── Exercise passage ──
Species of flowering plant

Melianthus comosus, the honey flower, is a species of flowering plant in the family Francoaceae. It is native to the mostly dry regions of southern Africa. The attractive multi-stemmed shrubs are popular garden subjects. The Afrikaans name kruidjie-roer-my-nie (herb-touch-me-not) alludes to the unpleasant smell that results from bruising of any part of the plant. The vegetative parts are very toxic, as with other Melianthus species, and extracts of the leaves and stem have anti-bacterial properties.

==Range==
It is native to South Africa, western Lesotho and southern Namibia, where it occurs from 400 to 2,000 m above sea level. In South Africa it occurs in the greater part of the Cape and Free State provinces, and locally in North West, Gauteng and Mpumalanga.
───
── Data under study ──
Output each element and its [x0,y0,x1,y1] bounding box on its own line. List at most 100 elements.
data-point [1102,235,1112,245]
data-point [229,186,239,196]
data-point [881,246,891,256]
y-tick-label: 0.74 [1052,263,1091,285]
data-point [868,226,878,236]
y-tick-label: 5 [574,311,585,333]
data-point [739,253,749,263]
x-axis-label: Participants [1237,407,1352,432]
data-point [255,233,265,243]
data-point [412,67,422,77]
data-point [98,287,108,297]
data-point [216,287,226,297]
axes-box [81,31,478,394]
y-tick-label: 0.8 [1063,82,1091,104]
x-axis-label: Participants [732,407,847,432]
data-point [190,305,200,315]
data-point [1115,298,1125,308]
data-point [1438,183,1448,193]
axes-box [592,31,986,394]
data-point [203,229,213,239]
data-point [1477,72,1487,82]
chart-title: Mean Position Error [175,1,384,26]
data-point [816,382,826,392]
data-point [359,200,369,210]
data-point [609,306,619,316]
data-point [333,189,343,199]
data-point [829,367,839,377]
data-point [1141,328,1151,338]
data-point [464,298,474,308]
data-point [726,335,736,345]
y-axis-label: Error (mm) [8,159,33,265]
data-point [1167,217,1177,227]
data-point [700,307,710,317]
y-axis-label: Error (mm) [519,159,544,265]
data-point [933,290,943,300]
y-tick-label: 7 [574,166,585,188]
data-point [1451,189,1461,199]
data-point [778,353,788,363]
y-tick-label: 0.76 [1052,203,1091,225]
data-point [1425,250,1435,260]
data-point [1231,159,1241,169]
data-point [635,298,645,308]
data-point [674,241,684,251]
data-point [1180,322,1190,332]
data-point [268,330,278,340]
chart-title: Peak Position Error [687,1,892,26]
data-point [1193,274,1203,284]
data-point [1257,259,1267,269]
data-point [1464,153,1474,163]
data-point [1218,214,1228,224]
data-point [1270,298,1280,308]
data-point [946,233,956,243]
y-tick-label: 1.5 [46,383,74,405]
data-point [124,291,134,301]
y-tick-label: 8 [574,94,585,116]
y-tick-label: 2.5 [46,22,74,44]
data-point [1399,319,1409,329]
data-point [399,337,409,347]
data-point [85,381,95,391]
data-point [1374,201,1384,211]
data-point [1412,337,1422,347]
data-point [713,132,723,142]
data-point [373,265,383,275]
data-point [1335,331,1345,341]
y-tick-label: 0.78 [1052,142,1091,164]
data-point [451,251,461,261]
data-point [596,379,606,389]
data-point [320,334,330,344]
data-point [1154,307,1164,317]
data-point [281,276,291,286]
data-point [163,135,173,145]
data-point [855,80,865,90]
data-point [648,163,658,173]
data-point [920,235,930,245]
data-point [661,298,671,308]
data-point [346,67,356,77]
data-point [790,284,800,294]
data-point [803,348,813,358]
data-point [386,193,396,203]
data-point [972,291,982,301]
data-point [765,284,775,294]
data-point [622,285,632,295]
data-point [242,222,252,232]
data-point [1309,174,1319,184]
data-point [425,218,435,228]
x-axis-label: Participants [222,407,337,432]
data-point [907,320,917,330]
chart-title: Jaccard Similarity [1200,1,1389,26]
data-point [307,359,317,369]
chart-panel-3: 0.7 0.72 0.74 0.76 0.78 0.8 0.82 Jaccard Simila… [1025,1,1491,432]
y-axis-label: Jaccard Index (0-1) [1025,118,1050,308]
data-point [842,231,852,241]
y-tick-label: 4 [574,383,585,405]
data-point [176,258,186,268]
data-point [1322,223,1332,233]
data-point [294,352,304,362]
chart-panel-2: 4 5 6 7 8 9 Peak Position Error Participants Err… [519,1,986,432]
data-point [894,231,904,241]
───
Exercise set =
(1) List every South African province that the honey flower text names as part of the plant's range.
(2) Resume the honey flower text after its final sentence.

Answers in order =
(1) Cape, Free State, North West, Gauteng, Mpumalanga

(2)
==Flowers==
The flowers which produce copious black nectar are zygomorphic in shape, and green to pale pink in colour. The black nectar is visible through the pale green, semi-transparent sepals. A flower produces an average of 42 μl of nectar a day, with a 10% sugar content, which has been described as a "rich black honey" that almost fills the cup. Vahl's description of the species in 1794 however omitted any mention of the coloured nectar, or its abundance.

==Uses and species associations==
Honey from its flowers is dark in colour, and apparently not toxic to humans. The flowers are visited by insects and birds, especially sunbirds which eagerly seek them out.